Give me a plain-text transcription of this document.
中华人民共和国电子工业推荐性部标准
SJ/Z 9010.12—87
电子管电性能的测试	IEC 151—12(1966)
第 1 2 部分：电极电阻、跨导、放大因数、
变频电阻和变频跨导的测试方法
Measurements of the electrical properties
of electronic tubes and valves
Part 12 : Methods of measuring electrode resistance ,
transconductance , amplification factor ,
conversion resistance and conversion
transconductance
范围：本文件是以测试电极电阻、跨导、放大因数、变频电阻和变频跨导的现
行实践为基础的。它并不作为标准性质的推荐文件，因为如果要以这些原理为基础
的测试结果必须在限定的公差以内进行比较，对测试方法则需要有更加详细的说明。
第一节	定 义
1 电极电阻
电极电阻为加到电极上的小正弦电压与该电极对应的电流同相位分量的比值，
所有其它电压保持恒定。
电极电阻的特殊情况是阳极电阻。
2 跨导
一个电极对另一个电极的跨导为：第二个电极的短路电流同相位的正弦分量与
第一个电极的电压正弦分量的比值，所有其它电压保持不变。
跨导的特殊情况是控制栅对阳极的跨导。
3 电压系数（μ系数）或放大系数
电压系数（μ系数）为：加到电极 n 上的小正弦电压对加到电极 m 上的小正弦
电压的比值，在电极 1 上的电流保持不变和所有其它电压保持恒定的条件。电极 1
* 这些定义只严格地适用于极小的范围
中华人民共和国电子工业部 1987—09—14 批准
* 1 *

• GIVEN INSTRUCTION:
Go through the entries and repeat each one exactly.

• WRITTEN ANSWER:
Give me a plain-text transcription of this document.
中华人民共和国电子工业推荐性部标准
SJ/Z 9010.12—87
电子管电性能的测试	IEC 151—12(1966)
第 1 2 部分：电极电阻、跨导、放大因数、
变频电阻和变频跨导的测试方法
Measurements of the electrical properties
of electronic tubes and valves
Part 12 : Methods of measuring electrode resistance ,
transconductance , amplification factor ,
conversion resistance and conversion
transconductance
范围：本文件是以测试电极电阻、跨导、放大因数、变频电阻和变频跨导的现
行实践为基础的。它并不作为标准性质的推荐文件，因为如果要以这些原理为基础
的测试结果必须在限定的公差以内进行比较，对测试方法则需要有更加详细的说明。
第一节	定 义
1 电极电阻
电极电阻为加到电极上的小正弦电压与该电极对应的电流同相位分量的比值，
所有其它电压保持恒定。
电极电阻的特殊情况是阳极电阻。
2 跨导
一个电极对另一个电极的跨导为：第二个电极的短路电流同相位的正弦分量与
第一个电极的电压正弦分量的比值，所有其它电压保持不变。
跨导的特殊情况是控制栅对阳极的跨导。
3 电压系数（μ系数）或放大系数
电压系数（μ系数）为：加到电极 n 上的小正弦电压对加到电极 m 上的小正弦
电压的比值，在电极 1 上的电流保持不变和所有其它电压保持恒定的条件。电极 1
* 这些定义只严格地适用于极小的范围
中华人民共和国电子工业部 1987—09—14 批准
* 1 *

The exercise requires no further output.